Task requirements: Copy out the listing in full, exactly as written, but not its pictures.

Input:

________

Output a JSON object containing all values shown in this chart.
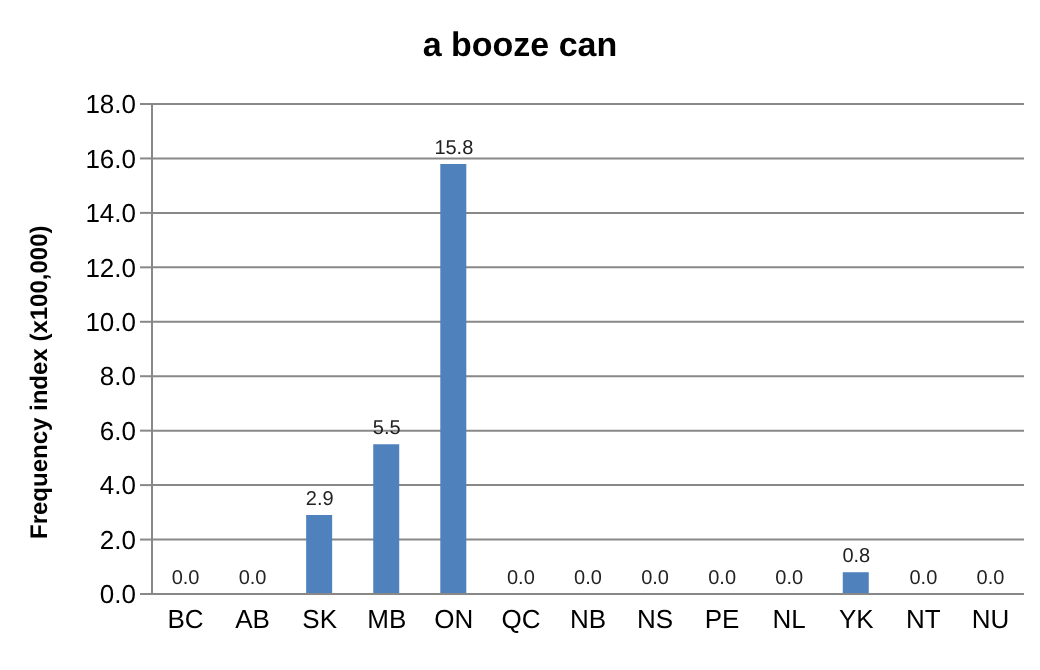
{
  "chart_data": {
    "type": "bar",
    "title": "a booze can",
    "ylabel": "Frequency index (x100,000)",
    "categories": [
      "BC",
      "AB",
      "SK",
      "MB",
      "ON",
      "QC",
      "NB",
      "NS",
      "PE",
      "NL",
      "YK",
      "NT",
      "NU"
    ],
    "values": [
      0.0,
      0.0,
      2.9,
      5.5,
      15.8,
      0.0,
      0.0,
      0.0,
      0.0,
      0.0,
      0.8,
      0.0,
      0.0
    ],
    "value_labels": [
      "0.0",
      "0.0",
      "2.9",
      "5.5",
      "15.8",
      "0.0",
      "0.0",
      "0.0",
      "0.0",
      "0.0",
      "0.8",
      "0.0",
      "0.0"
    ],
    "color": "#4f81bd",
    "ylim": [
      0,
      18
    ],
    "yticks": [
      {
        "value": 0,
        "label": "0.0"
      },
      {
        "value": 2,
        "label": "2.0"
      },
      {
        "value": 4,
        "label": "4.0"
      },
      {
        "value": 6,
        "label": "6.0"
      },
      {
        "value": 8,
        "label": "8.0"
      },
      {
        "value": 10,
        "label": "10.0"
      },
      {
        "value": 12,
        "label": "12.0"
      },
      {
        "value": 14,
        "label": "14.0"
      },
      {
        "value": 16,
        "label": "16.0"
      },
      {
        "value": 18,
        "label": "18.0"
      }
    ],
    "grid": "y"
  }
}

________

Response for this exercise:
Output a JSON object containing all values shown in this chart.
{
  "chart_data": {
    "type": "bar",
    "title": "a booze can",
    "ylabel": "Frequency index (x100,000)",
    "categories": [
      "BC",
      "AB",
      "SK",
      "MB",
      "ON",
      "QC",
      "NB",
      "NS",
      "PE",
      "NL",
      "YK",
      "NT",
      "NU"
    ],
    "values": [
      0.0,
      0.0,
      2.9,
      5.5,
      15.8,
      0.0,
      0.0,
      0.0,
      0.0,
      0.0,
      0.8,
      0.0,
      0.0
    ],
    "value_labels": [
      "0.0",
      "0.0",
      "2.9",
      "5.5",
      "15.8",
      "0.0",
      "0.0",
      "0.0",
      "0.0",
      "0.0",
      "0.8",
      "0.0",
      "0.0"
    ],
    "color": "#4f81bd",
    "ylim": [
      0,
      18
    ],
    "yticks": [
      {
        "value": 0,
        "label": "0.0"
      },
      {
        "value": 2,
        "label": "2.0"
      },
      {
        "value": 4,
        "label": "4.0"
      },
      {
        "value": 6,
        "label": "6.0"
      },
      {
        "value": 8,
        "label": "8.0"
      },
      {
        "value": 10,
        "label": "10.0"
      },
      {
        "value": 12,
        "label": "12.0"
      },
      {
        "value": 14,
        "label": "14.0"
      },
      {
        "value": 16,
        "label": "16.0"
      },
      {
        "value": 18,
        "label": "18.0"
      }
    ],
    "grid": "y"
  }
}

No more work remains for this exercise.